## Goal
Copy each line holding the string "Score".

— begin Provided information —

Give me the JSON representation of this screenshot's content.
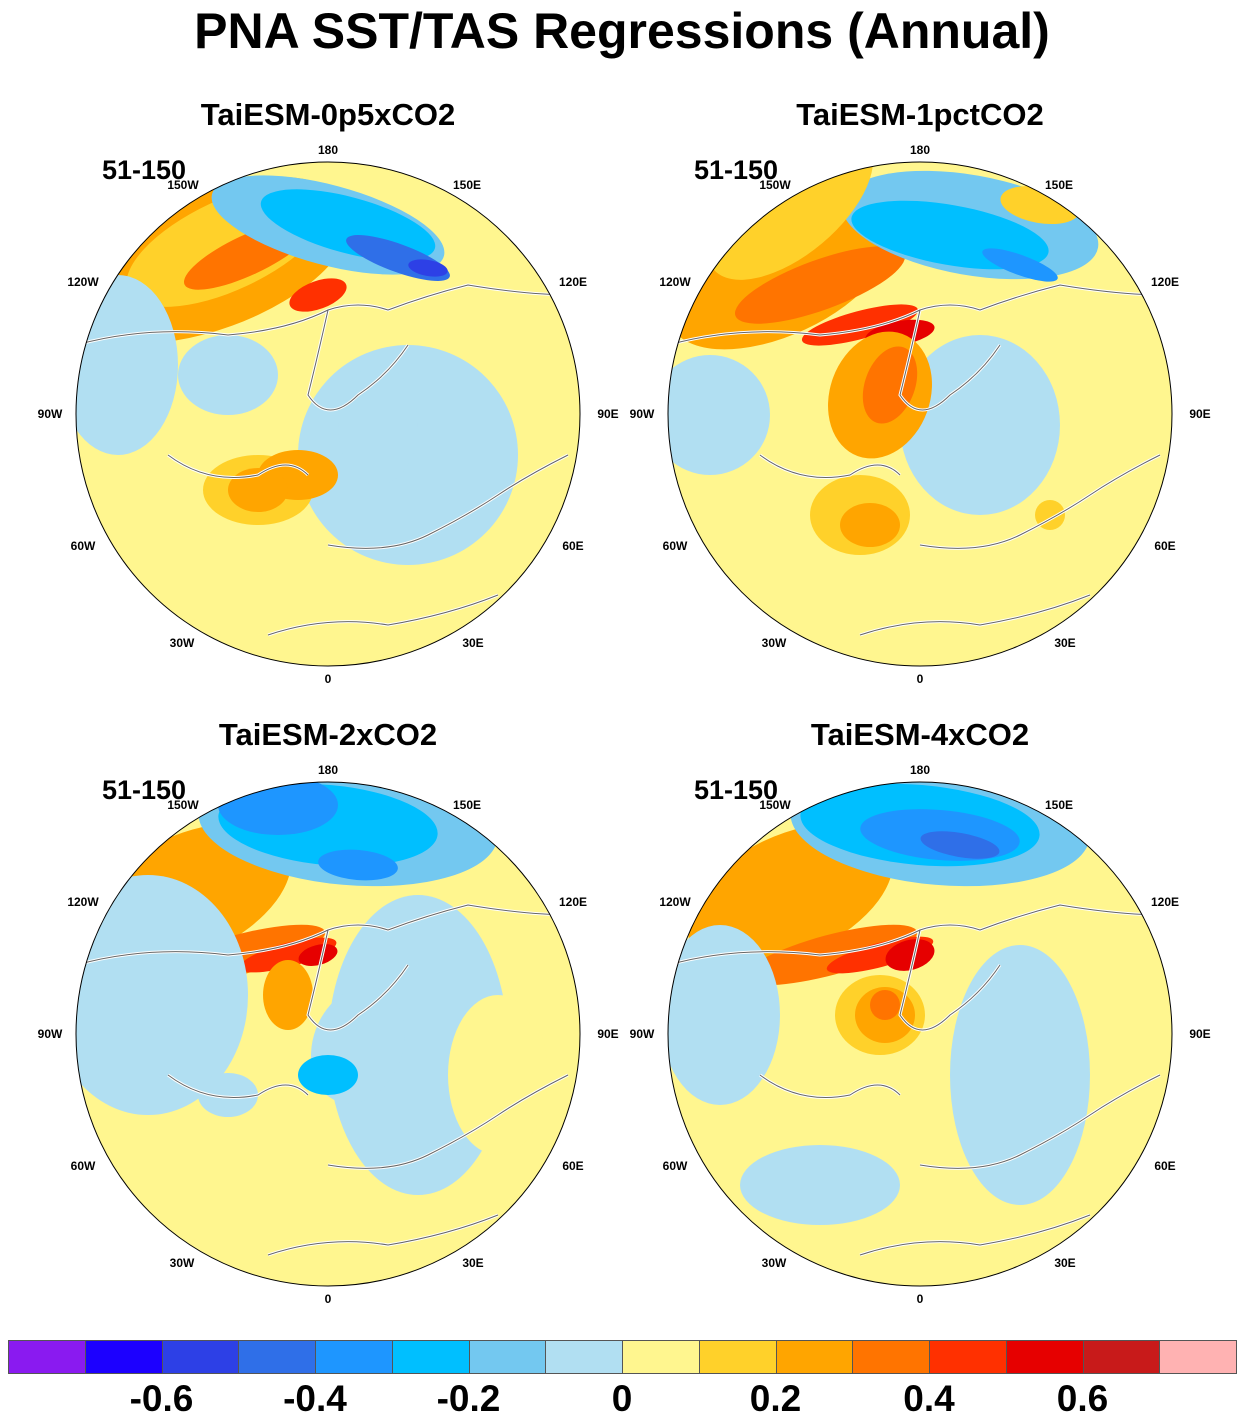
{
  "title": "PNA SST/TAS Regressions (Annual)",
  "panels": [
    {
      "name": "TaiESM-0p5xCO2",
      "period": "51-150"
    },
    {
      "name": "TaiESM-1pctCO2",
      "period": "51-150"
    },
    {
      "name": "TaiESM-2xCO2",
      "period": "51-150"
    },
    {
      "name": "TaiESM-4xCO2",
      "period": "51-150"
    }
  ],
  "lon_labels": {
    "l180": "180",
    "l150e": "150E",
    "l120e": "120E",
    "l90e": "90E",
    "l60e": "60E",
    "l30e": "30E",
    "l0": "0",
    "l30w": "30W",
    "l60w": "60W",
    "l90w": "90W",
    "l120w": "120W",
    "l150w": "150W"
  },
  "colorbar": {
    "colors": [
      "#8a1af0",
      "#1c00ff",
      "#2d40e6",
      "#2f6fe8",
      "#1e96ff",
      "#00bfff",
      "#73c8f0",
      "#b1dff2",
      "#fff68f",
      "#ffd12a",
      "#ffa500",
      "#ff7400",
      "#ff3000",
      "#e60000",
      "#c81a1a",
      "#ffb2b2"
    ],
    "labels": [
      "-0.6",
      "-0.4",
      "-0.2",
      "0",
      "0.2",
      "0.4",
      "0.6"
    ]
  }
}
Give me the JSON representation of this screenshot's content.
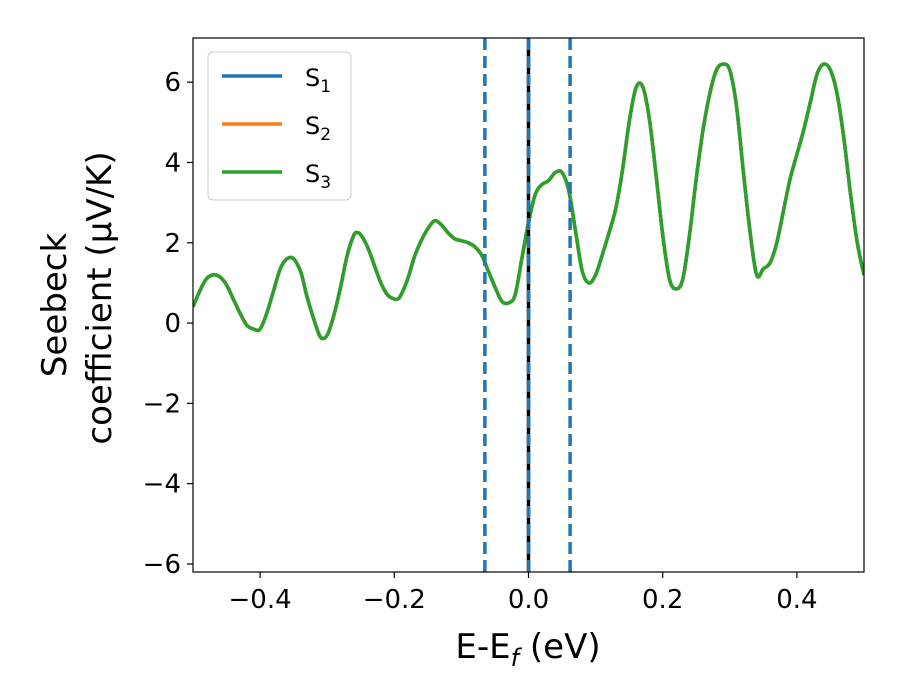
{
  "chart_data": {
    "type": "line",
    "xlabel_main": "E-E",
    "xlabel_sub": "f",
    "xlabel_unit": " (eV)",
    "ylabel_line1": "Seebeck",
    "ylabel_line2": "coefficient  (μV/K)",
    "xlim": [
      -0.5,
      0.5
    ],
    "ylim": [
      -6.2,
      7.1
    ],
    "xticks": [
      -0.4,
      -0.2,
      0.0,
      0.2,
      0.4
    ],
    "xtick_labels": [
      "−0.4",
      "−0.2",
      "0.0",
      "0.2",
      "0.4"
    ],
    "yticks": [
      -6,
      -4,
      -2,
      0,
      2,
      4,
      6
    ],
    "ytick_labels": [
      "−6",
      "−4",
      "−2",
      "0",
      "2",
      "4",
      "6"
    ],
    "grid": false,
    "legend_position": "top-left",
    "x": [
      -0.5,
      -0.49,
      -0.48,
      -0.47,
      -0.46,
      -0.45,
      -0.44,
      -0.43,
      -0.42,
      -0.41,
      -0.4,
      -0.39,
      -0.38,
      -0.37,
      -0.36,
      -0.35,
      -0.34,
      -0.335,
      -0.33,
      -0.32,
      -0.31,
      -0.3,
      -0.29,
      -0.28,
      -0.27,
      -0.26,
      -0.255,
      -0.25,
      -0.24,
      -0.23,
      -0.22,
      -0.21,
      -0.2,
      -0.195,
      -0.19,
      -0.18,
      -0.17,
      -0.16,
      -0.15,
      -0.14,
      -0.13,
      -0.12,
      -0.11,
      -0.1,
      -0.09,
      -0.08,
      -0.07,
      -0.06,
      -0.05,
      -0.04,
      -0.03,
      -0.02,
      -0.01,
      0.0,
      0.01,
      0.02,
      0.03,
      0.04,
      0.05,
      0.06,
      0.07,
      0.08,
      0.09,
      0.1,
      0.11,
      0.12,
      0.13,
      0.14,
      0.15,
      0.16,
      0.17,
      0.18,
      0.19,
      0.2,
      0.21,
      0.22,
      0.23,
      0.24,
      0.25,
      0.26,
      0.27,
      0.28,
      0.29,
      0.3,
      0.31,
      0.32,
      0.33,
      0.34,
      0.35,
      0.36,
      0.37,
      0.38,
      0.39,
      0.4,
      0.41,
      0.42,
      0.43,
      0.44,
      0.45,
      0.46,
      0.47,
      0.48,
      0.49,
      0.5
    ],
    "y": [
      0.4,
      0.8,
      1.1,
      1.2,
      1.15,
      0.95,
      0.6,
      0.25,
      -0.05,
      -0.15,
      -0.15,
      0.25,
      0.8,
      1.35,
      1.6,
      1.6,
      1.3,
      1.0,
      0.65,
      0.1,
      -0.35,
      -0.3,
      0.2,
      0.9,
      1.7,
      2.2,
      2.25,
      2.2,
      1.9,
      1.45,
      1.0,
      0.7,
      0.6,
      0.6,
      0.7,
      1.1,
      1.65,
      2.05,
      2.35,
      2.55,
      2.45,
      2.25,
      2.1,
      2.05,
      2.0,
      1.9,
      1.7,
      1.3,
      0.9,
      0.55,
      0.5,
      0.7,
      1.6,
      2.5,
      3.2,
      3.45,
      3.55,
      3.75,
      3.75,
      3.3,
      2.3,
      1.3,
      1.0,
      1.2,
      1.7,
      2.25,
      2.85,
      3.8,
      5.0,
      5.85,
      5.9,
      5.1,
      3.7,
      2.2,
      1.1,
      0.85,
      1.1,
      2.2,
      3.6,
      4.8,
      5.7,
      6.3,
      6.45,
      6.3,
      5.4,
      3.8,
      2.3,
      1.2,
      1.35,
      1.5,
      2.0,
      2.8,
      3.6,
      4.2,
      4.8,
      5.5,
      6.2,
      6.45,
      6.3,
      5.7,
      4.6,
      3.2,
      2.0,
      1.2
    ],
    "series": [
      {
        "name": "S",
        "sub": "1",
        "color": "#1f77b4"
      },
      {
        "name": "S",
        "sub": "2",
        "color": "#ff7f0e"
      },
      {
        "name": "S",
        "sub": "3",
        "color": "#2ca02c"
      }
    ],
    "vlines": [
      {
        "x": -0.065,
        "style": "dashed",
        "color": "#1f77b4"
      },
      {
        "x": 0.0,
        "style": "solid",
        "color": "#000000"
      },
      {
        "x": 0.0,
        "style": "dashed",
        "color": "#1f77b4"
      },
      {
        "x": 0.062,
        "style": "dashed",
        "color": "#1f77b4"
      }
    ]
  }
}
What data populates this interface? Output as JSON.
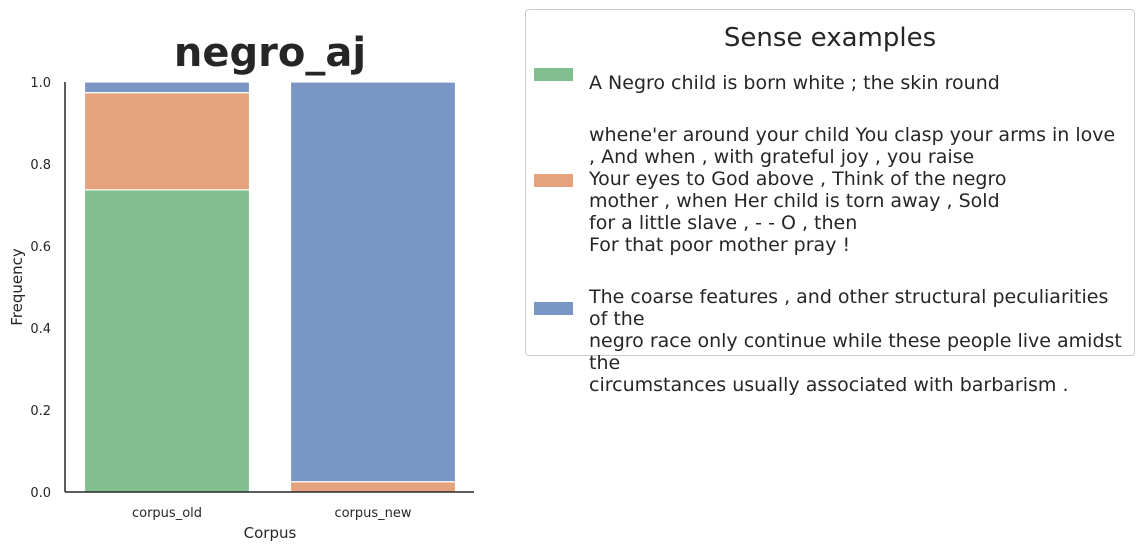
{
  "chart_data": {
    "type": "bar",
    "stacked": true,
    "title": "negro_aj",
    "xlabel": "Corpus",
    "ylabel": "Frequency",
    "ylim": [
      0,
      1.0
    ],
    "yticks": [
      "0.0",
      "0.2",
      "0.4",
      "0.6",
      "0.8",
      "1.0"
    ],
    "categories": [
      "corpus_old",
      "corpus_new"
    ],
    "series": [
      {
        "color": "#81bf8e",
        "values": [
          0.737,
          0.0
        ]
      },
      {
        "color": "#e4a37d",
        "values": [
          0.237,
          0.025
        ]
      },
      {
        "color": "#7a96c5",
        "values": [
          0.026,
          0.975
        ]
      }
    ],
    "legend_placement": "right"
  },
  "legend": {
    "title": "Sense examples",
    "entries": [
      {
        "color": "#81bf8e",
        "text": "A Negro child is born white ; the skin round"
      },
      {
        "color": "#e4a37d",
        "text": "whene'er around your child You clasp your arms in love\n, And when , with grateful joy , you raise\nYour eyes to God above , Think of the negro\nmother , when Her child is torn away , Sold\nfor a little slave , - - O , then\nFor that poor mother pray !"
      },
      {
        "color": "#7a96c5",
        "text": "The coarse features , and other structural peculiarities of the\nnegro race only continue while these people live amidst the\ncircumstances usually associated with barbarism ."
      }
    ]
  }
}
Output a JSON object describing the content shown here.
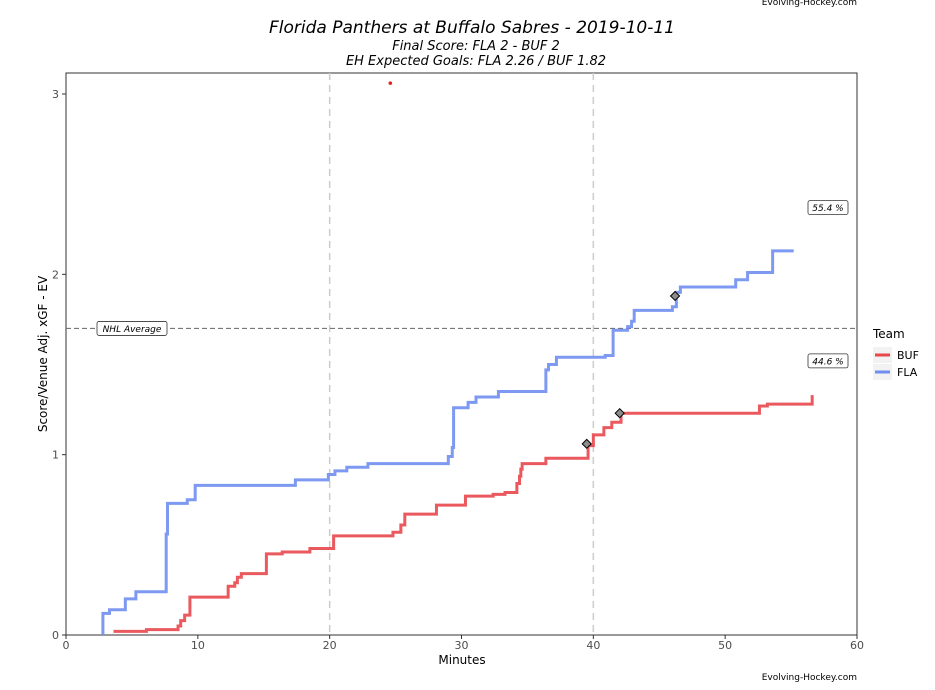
{
  "credit_top": "Evolving-Hockey.com",
  "credit_bottom": "Evolving-Hockey.com",
  "chart_data": {
    "type": "line",
    "title": "Florida Panthers at Buffalo Sabres - 2019-10-11",
    "subtitle_1": "Final Score: FLA 2 - BUF 2",
    "subtitle_2": "EH Expected Goals: FLA 2.26 / BUF 1.82",
    "xlabel": "Minutes",
    "ylabel": "Score/Venue Adj. xGF - EV",
    "xlim": [
      0,
      60
    ],
    "ylim": [
      0,
      3.2
    ],
    "x_ticks": [
      "0",
      "10",
      "20",
      "30",
      "40",
      "50",
      "60"
    ],
    "y_ticks": [
      "0",
      "1",
      "2",
      "3"
    ],
    "period_lines": [
      20,
      40
    ],
    "reference_line": {
      "label": "NHL Average",
      "value": 1.7
    },
    "legend": {
      "title": "Team",
      "position": "right"
    },
    "series": [
      {
        "name": "BUF",
        "color": "#e8474c",
        "step": [
          [
            3.6,
            0.02
          ],
          [
            6.1,
            0.03
          ],
          [
            8.5,
            0.05
          ],
          [
            8.7,
            0.08
          ],
          [
            9.0,
            0.11
          ],
          [
            9.4,
            0.21
          ],
          [
            12.3,
            0.27
          ],
          [
            12.8,
            0.29
          ],
          [
            13.0,
            0.32
          ],
          [
            13.3,
            0.34
          ],
          [
            15.2,
            0.45
          ],
          [
            16.4,
            0.46
          ],
          [
            18.5,
            0.48
          ],
          [
            20.3,
            0.55
          ],
          [
            24.8,
            0.57
          ],
          [
            25.4,
            0.61
          ],
          [
            25.7,
            0.67
          ],
          [
            28.1,
            0.72
          ],
          [
            30.3,
            0.77
          ],
          [
            32.4,
            0.78
          ],
          [
            33.3,
            0.79
          ],
          [
            34.2,
            0.84
          ],
          [
            34.4,
            0.88
          ],
          [
            34.5,
            0.92
          ],
          [
            34.6,
            0.95
          ],
          [
            36.4,
            0.98
          ],
          [
            39.6,
            1.05
          ],
          [
            40.0,
            1.11
          ],
          [
            40.8,
            1.15
          ],
          [
            41.4,
            1.18
          ],
          [
            42.1,
            1.23
          ],
          [
            52.6,
            1.27
          ],
          [
            53.2,
            1.28
          ],
          [
            56.6,
            1.33
          ]
        ],
        "goals": [
          [
            39.5,
            1.06
          ],
          [
            42.0,
            1.23
          ]
        ],
        "share_label": "44.6 %",
        "share_value": 1.52
      },
      {
        "name": "FLA",
        "color": "#6f8ef0",
        "step": [
          [
            2.8,
            0.0
          ],
          [
            2.8,
            0.12
          ],
          [
            3.3,
            0.14
          ],
          [
            4.5,
            0.2
          ],
          [
            5.3,
            0.24
          ],
          [
            7.6,
            0.27
          ],
          [
            7.6,
            0.56
          ],
          [
            7.7,
            0.73
          ],
          [
            9.2,
            0.75
          ],
          [
            9.8,
            0.83
          ],
          [
            17.4,
            0.86
          ],
          [
            19.9,
            0.89
          ],
          [
            20.4,
            0.91
          ],
          [
            21.3,
            0.93
          ],
          [
            22.9,
            0.95
          ],
          [
            29.0,
            0.99
          ],
          [
            29.3,
            1.04
          ],
          [
            29.4,
            1.26
          ],
          [
            30.5,
            1.29
          ],
          [
            31.1,
            1.32
          ],
          [
            32.8,
            1.35
          ],
          [
            36.4,
            1.47
          ],
          [
            36.6,
            1.5
          ],
          [
            37.2,
            1.54
          ],
          [
            40.9,
            1.55
          ],
          [
            41.5,
            1.69
          ],
          [
            42.6,
            1.71
          ],
          [
            42.9,
            1.74
          ],
          [
            43.1,
            1.8
          ],
          [
            46.0,
            1.82
          ],
          [
            46.3,
            1.9
          ],
          [
            46.6,
            1.93
          ],
          [
            50.8,
            1.97
          ],
          [
            51.7,
            2.01
          ],
          [
            53.6,
            2.13
          ],
          [
            55.2,
            2.13
          ]
        ],
        "goals": [
          [
            46.2,
            1.88
          ]
        ],
        "share_label": "55.4 %",
        "share_value": 2.37
      }
    ],
    "outlier_point": {
      "x": 24.6,
      "y": 3.06,
      "color": "#e8221a"
    }
  }
}
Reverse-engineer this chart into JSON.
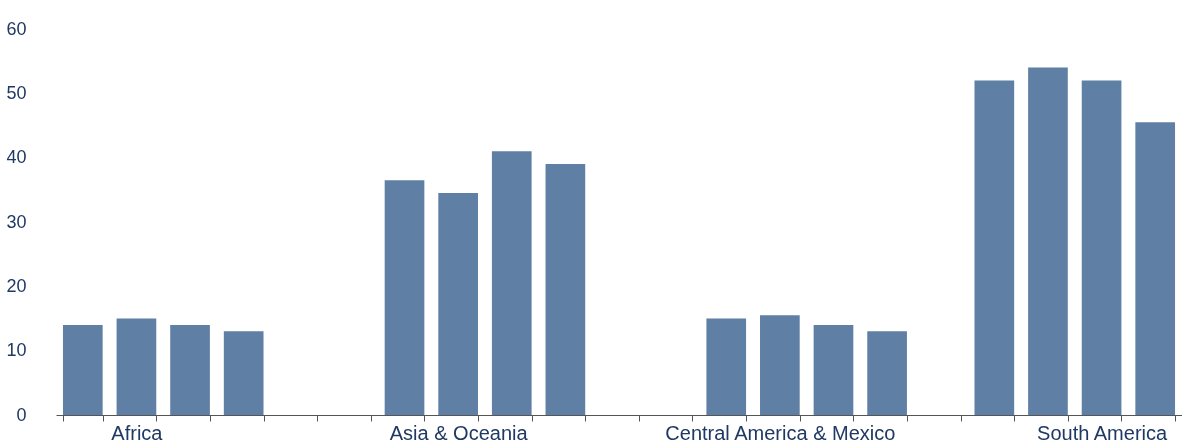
{
  "chart_data": {
    "type": "bar",
    "categories": [
      null,
      "Africa",
      null,
      null,
      null,
      null,
      null,
      "Asia & Oceania",
      null,
      null,
      null,
      null,
      null,
      "Central America & Mexico",
      null,
      null,
      null,
      null,
      null,
      "South America",
      null
    ],
    "values": [
      14,
      15,
      14,
      13,
      null,
      null,
      36.5,
      34.5,
      41,
      39,
      null,
      null,
      15,
      15.5,
      14,
      13,
      null,
      52,
      54,
      52,
      45.5
    ],
    "color": "#5f7fa5",
    "ylim": [
      0,
      60
    ],
    "yticks": [
      0,
      10,
      20,
      30,
      40,
      50,
      60
    ],
    "grid": false
  }
}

— end Provided information —

## Full output
    "subtitle_1": "Final Score: FLA 2 - BUF 2",
    "ylabel": "Score/Venue Adj. xGF - EV",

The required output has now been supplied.